Records from a data source
+++
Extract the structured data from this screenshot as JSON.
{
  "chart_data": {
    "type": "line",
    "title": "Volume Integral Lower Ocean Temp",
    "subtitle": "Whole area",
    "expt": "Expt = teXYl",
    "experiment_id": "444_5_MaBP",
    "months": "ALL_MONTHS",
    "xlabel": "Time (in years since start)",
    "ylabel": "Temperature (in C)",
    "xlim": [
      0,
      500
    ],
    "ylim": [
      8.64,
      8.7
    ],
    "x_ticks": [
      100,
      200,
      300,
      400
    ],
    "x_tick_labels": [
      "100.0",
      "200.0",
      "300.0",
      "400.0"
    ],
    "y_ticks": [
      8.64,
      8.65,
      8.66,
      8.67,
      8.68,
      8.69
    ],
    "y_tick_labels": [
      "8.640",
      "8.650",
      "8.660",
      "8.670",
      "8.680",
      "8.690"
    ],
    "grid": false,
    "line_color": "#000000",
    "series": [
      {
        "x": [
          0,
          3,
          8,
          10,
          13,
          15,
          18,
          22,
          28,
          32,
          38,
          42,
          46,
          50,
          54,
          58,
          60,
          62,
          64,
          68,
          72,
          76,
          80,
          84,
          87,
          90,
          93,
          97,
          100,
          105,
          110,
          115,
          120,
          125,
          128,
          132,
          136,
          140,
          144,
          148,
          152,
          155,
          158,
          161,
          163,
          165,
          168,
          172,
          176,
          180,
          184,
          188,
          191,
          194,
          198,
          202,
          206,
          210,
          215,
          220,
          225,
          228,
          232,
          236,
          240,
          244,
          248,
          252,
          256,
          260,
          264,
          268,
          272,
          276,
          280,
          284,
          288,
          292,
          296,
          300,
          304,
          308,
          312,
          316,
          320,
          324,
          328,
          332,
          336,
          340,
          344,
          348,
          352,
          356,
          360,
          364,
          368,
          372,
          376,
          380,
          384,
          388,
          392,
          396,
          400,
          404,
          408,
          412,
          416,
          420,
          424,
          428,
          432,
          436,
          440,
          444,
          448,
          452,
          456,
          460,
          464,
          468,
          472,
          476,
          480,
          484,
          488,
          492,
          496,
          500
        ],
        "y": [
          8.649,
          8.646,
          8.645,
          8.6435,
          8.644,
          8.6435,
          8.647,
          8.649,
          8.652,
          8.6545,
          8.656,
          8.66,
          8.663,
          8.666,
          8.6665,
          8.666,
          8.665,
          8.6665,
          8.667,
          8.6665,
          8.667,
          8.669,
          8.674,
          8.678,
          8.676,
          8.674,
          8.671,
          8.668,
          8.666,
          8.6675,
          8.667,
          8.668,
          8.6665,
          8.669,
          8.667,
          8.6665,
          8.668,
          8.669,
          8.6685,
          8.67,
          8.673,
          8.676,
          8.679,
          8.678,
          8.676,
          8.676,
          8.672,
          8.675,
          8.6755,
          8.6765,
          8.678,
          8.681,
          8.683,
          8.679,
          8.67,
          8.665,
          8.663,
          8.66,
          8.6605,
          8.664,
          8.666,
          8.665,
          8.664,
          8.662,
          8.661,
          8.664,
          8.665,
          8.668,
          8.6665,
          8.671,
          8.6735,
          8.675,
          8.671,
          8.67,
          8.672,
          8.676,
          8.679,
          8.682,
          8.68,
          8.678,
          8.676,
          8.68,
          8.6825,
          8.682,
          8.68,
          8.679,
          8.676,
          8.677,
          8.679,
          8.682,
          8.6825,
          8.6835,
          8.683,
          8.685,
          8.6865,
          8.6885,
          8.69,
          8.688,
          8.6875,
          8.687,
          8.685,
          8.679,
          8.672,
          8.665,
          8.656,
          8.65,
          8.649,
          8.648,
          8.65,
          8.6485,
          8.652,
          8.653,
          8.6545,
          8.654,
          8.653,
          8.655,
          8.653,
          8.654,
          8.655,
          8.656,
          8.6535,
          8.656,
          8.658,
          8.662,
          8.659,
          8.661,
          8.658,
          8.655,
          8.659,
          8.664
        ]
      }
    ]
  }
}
+++
» WHAT YOU SHOULD DO: Every record should be given again exactly.

» RESPONSE TO THE EXERCISE:
Extract the structured data from this screenshot as JSON.
{
  "chart_data": {
    "type": "line",
    "title": "Volume Integral Lower Ocean Temp",
    "subtitle": "Whole area",
    "expt": "Expt = teXYl",
    "experiment_id": "444_5_MaBP",
    "months": "ALL_MONTHS",
    "xlabel": "Time (in years since start)",
    "ylabel": "Temperature (in C)",
    "xlim": [
      0,
      500
    ],
    "ylim": [
      8.64,
      8.7
    ],
    "x_ticks": [
      100,
      200,
      300,
      400
    ],
    "x_tick_labels": [
      "100.0",
      "200.0",
      "300.0",
      "400.0"
    ],
    "y_ticks": [
      8.64,
      8.65,
      8.66,
      8.67,
      8.68,
      8.69
    ],
    "y_tick_labels": [
      "8.640",
      "8.650",
      "8.660",
      "8.670",
      "8.680",
      "8.690"
    ],
    "grid": false,
    "line_color": "#000000",
    "series": [
      {
        "x": [
          0,
          3,
          8,
          10,
          13,
          15,
          18,
          22,
          28,
          32,
          38,
          42,
          46,
          50,
          54,
          58,
          60,
          62,
          64,
          68,
          72,
          76,
          80,
          84,
          87,
          90,
          93,
          97,
          100,
          105,
          110,
          115,
          120,
          125,
          128,
          132,
          136,
          140,
          144,
          148,
          152,
          155,
          158,
          161,
          163,
          165,
          168,
          172,
          176,
          180,
          184,
          188,
          191,
          194,
          198,
          202,
          206,
          210,
          215,
          220,
          225,
          228,
          232,
          236,
          240,
          244,
          248,
          252,
          256,
          260,
          264,
          268,
          272,
          276,
          280,
          284,
          288,
          292,
          296,
          300,
          304,
          308,
          312,
          316,
          320,
          324,
          328,
          332,
          336,
          340,
          344,
          348,
          352,
          356,
          360,
          364,
          368,
          372,
          376,
          380,
          384,
          388,
          392,
          396,
          400,
          404,
          408,
          412,
          416,
          420,
          424,
          428,
          432,
          436,
          440,
          444,
          448,
          452,
          456,
          460,
          464,
          468,
          472,
          476,
          480,
          484,
          488,
          492,
          496,
          500
        ],
        "y": [
          8.649,
          8.646,
          8.645,
          8.6435,
          8.644,
          8.6435,
          8.647,
          8.649,
          8.652,
          8.6545,
          8.656,
          8.66,
          8.663,
          8.666,
          8.6665,
          8.666,
          8.665,
          8.6665,
          8.667,
          8.6665,
          8.667,
          8.669,
          8.674,
          8.678,
          8.676,
          8.674,
          8.671,
          8.668,
          8.666,
          8.6675,
          8.667,
          8.668,
          8.6665,
          8.669,
          8.667,
          8.6665,
          8.668,
          8.669,
          8.6685,
          8.67,
          8.673,
          8.676,
          8.679,
          8.678,
          8.676,
          8.676,
          8.672,
          8.675,
          8.6755,
          8.6765,
          8.678,
          8.681,
          8.683,
          8.679,
          8.67,
          8.665,
          8.663,
          8.66,
          8.6605,
          8.664,
          8.666,
          8.665,
          8.664,
          8.662,
          8.661,
          8.664,
          8.665,
          8.668,
          8.6665,
          8.671,
          8.6735,
          8.675,
          8.671,
          8.67,
          8.672,
          8.676,
          8.679,
          8.682,
          8.68,
          8.678,
          8.676,
          8.68,
          8.6825,
          8.682,
          8.68,
          8.679,
          8.676,
          8.677,
          8.679,
          8.682,
          8.6825,
          8.6835,
          8.683,
          8.685,
          8.6865,
          8.6885,
          8.69,
          8.688,
          8.6875,
          8.687,
          8.685,
          8.679,
          8.672,
          8.665,
          8.656,
          8.65,
          8.649,
          8.648,
          8.65,
          8.6485,
          8.652,
          8.653,
          8.6545,
          8.654,
          8.653,
          8.655,
          8.653,
          8.654,
          8.655,
          8.656,
          8.6535,
          8.656,
          8.658,
          8.662,
          8.659,
          8.661,
          8.658,
          8.655,
          8.659,
          8.664
        ]
      }
    ]
  }
}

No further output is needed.